Aim of the task: Write out the records again, exactly, leaving none out.

━━ Source material

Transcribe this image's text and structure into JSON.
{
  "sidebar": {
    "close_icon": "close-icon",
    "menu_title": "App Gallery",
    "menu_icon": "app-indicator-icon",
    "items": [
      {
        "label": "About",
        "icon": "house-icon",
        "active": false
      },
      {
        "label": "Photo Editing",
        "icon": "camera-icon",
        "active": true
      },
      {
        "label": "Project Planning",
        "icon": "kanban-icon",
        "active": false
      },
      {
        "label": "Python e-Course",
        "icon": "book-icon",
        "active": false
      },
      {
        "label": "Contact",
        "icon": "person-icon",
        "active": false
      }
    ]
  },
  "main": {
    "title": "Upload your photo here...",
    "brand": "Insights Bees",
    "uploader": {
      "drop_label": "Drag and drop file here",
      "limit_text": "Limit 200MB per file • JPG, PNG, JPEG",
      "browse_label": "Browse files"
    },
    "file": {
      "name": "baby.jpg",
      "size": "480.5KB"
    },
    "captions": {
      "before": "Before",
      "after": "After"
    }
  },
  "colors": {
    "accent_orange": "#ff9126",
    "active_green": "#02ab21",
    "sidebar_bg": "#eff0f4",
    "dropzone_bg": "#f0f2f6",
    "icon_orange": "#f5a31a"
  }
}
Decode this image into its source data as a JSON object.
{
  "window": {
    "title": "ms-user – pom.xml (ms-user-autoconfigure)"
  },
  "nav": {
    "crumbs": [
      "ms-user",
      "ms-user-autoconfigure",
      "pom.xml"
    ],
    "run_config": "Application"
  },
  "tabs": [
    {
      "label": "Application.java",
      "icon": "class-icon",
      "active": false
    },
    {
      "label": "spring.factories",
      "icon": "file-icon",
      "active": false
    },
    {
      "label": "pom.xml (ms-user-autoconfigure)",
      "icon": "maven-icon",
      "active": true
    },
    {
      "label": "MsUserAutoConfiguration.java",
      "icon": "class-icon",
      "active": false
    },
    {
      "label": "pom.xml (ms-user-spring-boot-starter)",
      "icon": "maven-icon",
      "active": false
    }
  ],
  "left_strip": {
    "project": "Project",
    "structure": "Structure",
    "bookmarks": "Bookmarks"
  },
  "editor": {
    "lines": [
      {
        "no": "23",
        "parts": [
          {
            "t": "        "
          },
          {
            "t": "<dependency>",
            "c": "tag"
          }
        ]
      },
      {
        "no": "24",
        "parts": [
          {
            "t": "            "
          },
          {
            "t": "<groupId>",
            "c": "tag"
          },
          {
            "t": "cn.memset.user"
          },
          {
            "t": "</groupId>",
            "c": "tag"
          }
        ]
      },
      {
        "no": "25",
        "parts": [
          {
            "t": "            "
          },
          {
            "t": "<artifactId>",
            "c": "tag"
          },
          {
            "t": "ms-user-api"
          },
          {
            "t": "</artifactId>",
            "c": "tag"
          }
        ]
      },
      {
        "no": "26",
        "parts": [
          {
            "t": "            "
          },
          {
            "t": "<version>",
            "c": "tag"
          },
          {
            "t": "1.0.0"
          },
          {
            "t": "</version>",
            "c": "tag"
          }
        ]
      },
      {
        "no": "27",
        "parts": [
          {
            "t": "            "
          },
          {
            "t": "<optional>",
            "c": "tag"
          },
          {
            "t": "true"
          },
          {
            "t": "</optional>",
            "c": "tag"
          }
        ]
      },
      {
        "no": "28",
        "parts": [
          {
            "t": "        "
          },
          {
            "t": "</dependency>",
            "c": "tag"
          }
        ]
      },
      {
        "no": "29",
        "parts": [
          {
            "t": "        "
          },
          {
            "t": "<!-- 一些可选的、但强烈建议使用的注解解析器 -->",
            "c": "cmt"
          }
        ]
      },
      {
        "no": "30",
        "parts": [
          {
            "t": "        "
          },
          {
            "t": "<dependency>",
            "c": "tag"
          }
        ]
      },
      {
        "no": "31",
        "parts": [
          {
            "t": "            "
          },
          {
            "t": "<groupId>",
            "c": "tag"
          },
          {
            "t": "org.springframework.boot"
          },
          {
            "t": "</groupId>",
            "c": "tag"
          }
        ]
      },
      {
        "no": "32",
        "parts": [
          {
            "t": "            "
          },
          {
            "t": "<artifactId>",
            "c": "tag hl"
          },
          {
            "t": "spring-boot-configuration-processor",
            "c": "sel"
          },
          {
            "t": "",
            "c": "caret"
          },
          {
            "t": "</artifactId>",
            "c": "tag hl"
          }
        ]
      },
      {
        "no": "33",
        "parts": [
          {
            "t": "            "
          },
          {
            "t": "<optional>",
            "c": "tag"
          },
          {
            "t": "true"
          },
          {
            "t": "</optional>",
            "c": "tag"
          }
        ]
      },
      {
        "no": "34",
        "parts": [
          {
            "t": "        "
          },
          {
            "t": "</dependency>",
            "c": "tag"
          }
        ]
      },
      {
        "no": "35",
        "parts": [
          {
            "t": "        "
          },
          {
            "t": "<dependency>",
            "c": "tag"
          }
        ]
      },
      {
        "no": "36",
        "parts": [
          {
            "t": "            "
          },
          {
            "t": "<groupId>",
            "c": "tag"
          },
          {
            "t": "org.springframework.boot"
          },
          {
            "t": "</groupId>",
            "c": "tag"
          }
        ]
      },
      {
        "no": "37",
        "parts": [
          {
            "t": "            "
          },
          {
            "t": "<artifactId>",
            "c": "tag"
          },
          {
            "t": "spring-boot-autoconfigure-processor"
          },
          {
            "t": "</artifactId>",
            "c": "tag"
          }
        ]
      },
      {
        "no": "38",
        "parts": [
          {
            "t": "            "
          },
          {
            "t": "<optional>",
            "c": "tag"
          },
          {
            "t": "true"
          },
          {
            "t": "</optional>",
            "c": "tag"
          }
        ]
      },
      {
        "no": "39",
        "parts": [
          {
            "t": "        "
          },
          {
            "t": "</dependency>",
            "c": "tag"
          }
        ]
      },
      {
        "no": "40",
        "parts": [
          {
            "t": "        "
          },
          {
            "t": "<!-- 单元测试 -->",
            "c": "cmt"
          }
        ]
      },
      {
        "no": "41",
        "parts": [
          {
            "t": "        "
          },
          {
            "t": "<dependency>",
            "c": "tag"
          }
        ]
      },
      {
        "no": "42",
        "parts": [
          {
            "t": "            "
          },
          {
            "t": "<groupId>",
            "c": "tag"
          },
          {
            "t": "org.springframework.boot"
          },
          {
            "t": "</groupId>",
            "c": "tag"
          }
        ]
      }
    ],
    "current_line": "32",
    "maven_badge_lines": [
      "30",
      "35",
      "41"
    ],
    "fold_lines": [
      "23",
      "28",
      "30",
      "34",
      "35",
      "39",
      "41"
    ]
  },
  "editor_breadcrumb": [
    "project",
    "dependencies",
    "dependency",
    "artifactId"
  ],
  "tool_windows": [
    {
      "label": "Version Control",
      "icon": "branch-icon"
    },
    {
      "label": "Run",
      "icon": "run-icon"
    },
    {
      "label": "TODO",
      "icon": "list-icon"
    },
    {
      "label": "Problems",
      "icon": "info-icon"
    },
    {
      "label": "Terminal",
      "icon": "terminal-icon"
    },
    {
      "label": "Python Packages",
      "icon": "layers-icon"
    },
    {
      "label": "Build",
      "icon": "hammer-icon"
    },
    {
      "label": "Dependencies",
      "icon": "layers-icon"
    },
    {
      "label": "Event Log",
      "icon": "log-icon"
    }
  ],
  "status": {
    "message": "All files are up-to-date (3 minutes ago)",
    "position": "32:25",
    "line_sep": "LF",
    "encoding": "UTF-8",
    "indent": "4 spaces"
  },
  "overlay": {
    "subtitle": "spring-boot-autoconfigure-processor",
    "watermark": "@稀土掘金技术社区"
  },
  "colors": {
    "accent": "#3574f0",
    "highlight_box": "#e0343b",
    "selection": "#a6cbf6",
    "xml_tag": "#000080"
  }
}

━━━━

Final answer:
Transcribe this image's text and structure into JSON.
{
  "sidebar": {
    "close_icon": "close-icon",
    "menu_title": "App Gallery",
    "menu_icon": "app-indicator-icon",
    "items": [
      {
        "label": "About",
        "icon": "house-icon",
        "active": false
      },
      {
        "label": "Photo Editing",
        "icon": "camera-icon",
        "active": true
      },
      {
        "label": "Project Planning",
        "icon": "kanban-icon",
        "active": false
      },
      {
        "label": "Python e-Course",
        "icon": "book-icon",
        "active": false
      },
      {
        "label": "Contact",
        "icon": "person-icon",
        "active": false
      }
    ]
  },
  "main": {
    "title": "Upload your photo here...",
    "brand": "Insights Bees",
    "uploader": {
      "drop_label": "Drag and drop file here",
      "limit_text": "Limit 200MB per file • JPG, PNG, JPEG",
      "browse_label": "Browse files"
    },
    "file": {
      "name": "baby.jpg",
      "size": "480.5KB"
    },
    "captions": {
      "before": "Before",
      "after": "After"
    }
  },
  "colors": {
    "accent_orange": "#ff9126",
    "active_green": "#02ab21",
    "sidebar_bg": "#eff0f4",
    "dropzone_bg": "#f0f2f6",
    "icon_orange": "#f5a31a"
  }
}
Decode this image into its source data as a JSON object.
{
  "window": {
    "title": "ms-user – pom.xml (ms-user-autoconfigure)"
  },
  "nav": {
    "crumbs": [
      "ms-user",
      "ms-user-autoconfigure",
      "pom.xml"
    ],
    "run_config": "Application"
  },
  "tabs": [
    {
      "label": "Application.java",
      "icon": "class-icon",
      "active": false
    },
    {
      "label": "spring.factories",
      "icon": "file-icon",
      "active": false
    },
    {
      "label": "pom.xml (ms-user-autoconfigure)",
      "icon": "maven-icon",
      "active": true
    },
    {
      "label": "MsUserAutoConfiguration.java",
      "icon": "class-icon",
      "active": false
    },
    {
      "label": "pom.xml (ms-user-spring-boot-starter)",
      "icon": "maven-icon",
      "active": false
    }
  ],
  "left_strip": {
    "project": "Project",
    "structure": "Structure",
    "bookmarks": "Bookmarks"
  },
  "editor": {
    "lines": [
      {
        "no": "23",
        "parts": [
          {
            "t": "        "
          },
          {
            "t": "<dependency>",
            "c": "tag"
          }
        ]
      },
      {
        "no": "24",
        "parts": [
          {
            "t": "            "
          },
          {
            "t": "<groupId>",
            "c": "tag"
          },
          {
            "t": "cn.memset.user"
          },
          {
            "t": "</groupId>",
            "c": "tag"
          }
        ]
      },
      {
        "no": "25",
        "parts": [
          {
            "t": "            "
          },
          {
            "t": "<artifactId>",
            "c": "tag"
          },
          {
            "t": "ms-user-api"
          },
          {
            "t": "</artifactId>",
            "c": "tag"
          }
        ]
      },
      {
        "no": "26",
        "parts": [
          {
            "t": "            "
          },
          {
            "t": "<version>",
            "c": "tag"
          },
          {
            "t": "1.0.0"
          },
          {
            "t": "</version>",
            "c": "tag"
          }
        ]
      },
      {
        "no": "27",
        "parts": [
          {
            "t": "            "
          },
          {
            "t": "<optional>",
            "c": "tag"
          },
          {
            "t": "true"
          },
          {
            "t": "</optional>",
            "c": "tag"
          }
        ]
      },
      {
        "no": "28",
        "parts": [
          {
            "t": "        "
          },
          {
            "t": "</dependency>",
            "c": "tag"
          }
        ]
      },
      {
        "no": "29",
        "parts": [
          {
            "t": "        "
          },
          {
            "t": "<!-- 一些可选的、但强烈建议使用的注解解析器 -->",
            "c": "cmt"
          }
        ]
      },
      {
        "no": "30",
        "parts": [
          {
            "t": "        "
          },
          {
            "t": "<dependency>",
            "c": "tag"
          }
        ]
      },
      {
        "no": "31",
        "parts": [
          {
            "t": "            "
          },
          {
            "t": "<groupId>",
            "c": "tag"
          },
          {
            "t": "org.springframework.boot"
          },
          {
            "t": "</groupId>",
            "c": "tag"
          }
        ]
      },
      {
        "no": "32",
        "parts": [
          {
            "t": "            "
          },
          {
            "t": "<artifactId>",
            "c": "tag hl"
          },
          {
            "t": "spring-boot-configuration-processor",
            "c": "sel"
          },
          {
            "t": "",
            "c": "caret"
          },
          {
            "t": "</artifactId>",
            "c": "tag hl"
          }
        ]
      },
      {
        "no": "33",
        "parts": [
          {
            "t": "            "
          },
          {
            "t": "<optional>",
            "c": "tag"
          },
          {
            "t": "true"
          },
          {
            "t": "</optional>",
            "c": "tag"
          }
        ]
      },
      {
        "no": "34",
        "parts": [
          {
            "t": "        "
          },
          {
            "t": "</dependency>",
            "c": "tag"
          }
        ]
      },
      {
        "no": "35",
        "parts": [
          {
            "t": "        "
          },
          {
            "t": "<dependency>",
            "c": "tag"
          }
        ]
      },
      {
        "no": "36",
        "parts": [
          {
            "t": "            "
          },
          {
            "t": "<groupId>",
            "c": "tag"
          },
          {
            "t": "org.springframework.boot"
          },
          {
            "t": "</groupId>",
            "c": "tag"
          }
        ]
      },
      {
        "no": "37",
        "parts": [
          {
            "t": "            "
          },
          {
            "t": "<artifactId>",
            "c": "tag"
          },
          {
            "t": "spring-boot-autoconfigure-processor"
          },
          {
            "t": "</artifactId>",
            "c": "tag"
          }
        ]
      },
      {
        "no": "38",
        "parts": [
          {
            "t": "            "
          },
          {
            "t": "<optional>",
            "c": "tag"
          },
          {
            "t": "true"
          },
          {
            "t": "</optional>",
            "c": "tag"
          }
        ]
      },
      {
        "no": "39",
        "parts": [
          {
            "t": "        "
          },
          {
            "t": "</dependency>",
            "c": "tag"
          }
        ]
      },
      {
        "no": "40",
        "parts": [
          {
            "t": "        "
          },
          {
            "t": "<!-- 单元测试 -->",
            "c": "cmt"
          }
        ]
      },
      {
        "no": "41",
        "parts": [
          {
            "t": "        "
          },
          {
            "t": "<dependency>",
            "c": "tag"
          }
        ]
      },
      {
        "no": "42",
        "parts": [
          {
            "t": "            "
          },
          {
            "t": "<groupId>",
            "c": "tag"
          },
          {
            "t": "org.springframework.boot"
          },
          {
            "t": "</groupId>",
            "c": "tag"
          }
        ]
      }
    ],
    "current_line": "32",
    "maven_badge_lines": [
      "30",
      "35",
      "41"
    ],
    "fold_lines": [
      "23",
      "28",
      "30",
      "34",
      "35",
      "39",
      "41"
    ]
  },
  "editor_breadcrumb": [
    "project",
    "dependencies",
    "dependency",
    "artifactId"
  ],
  "tool_windows": [
    {
      "label": "Version Control",
      "icon": "branch-icon"
    },
    {
      "label": "Run",
      "icon": "run-icon"
    },
    {
      "label": "TODO",
      "icon": "list-icon"
    },
    {
      "label": "Problems",
      "icon": "info-icon"
    },
    {
      "label": "Terminal",
      "icon": "terminal-icon"
    },
    {
      "label": "Python Packages",
      "icon": "layers-icon"
    },
    {
      "label": "Build",
      "icon": "hammer-icon"
    },
    {
      "label": "Dependencies",
      "icon": "layers-icon"
    },
    {
      "label": "Event Log",
      "icon": "log-icon"
    }
  ],
  "status": {
    "message": "All files are up-to-date (3 minutes ago)",
    "position": "32:25",
    "line_sep": "LF",
    "encoding": "UTF-8",
    "indent": "4 spaces"
  },
  "overlay": {
    "subtitle": "spring-boot-autoconfigure-processor",
    "watermark": "@稀土掘金技术社区"
  },
  "colors": {
    "accent": "#3574f0",
    "highlight_box": "#e0343b",
    "selection": "#a6cbf6",
    "xml_tag": "#000080"
  }
}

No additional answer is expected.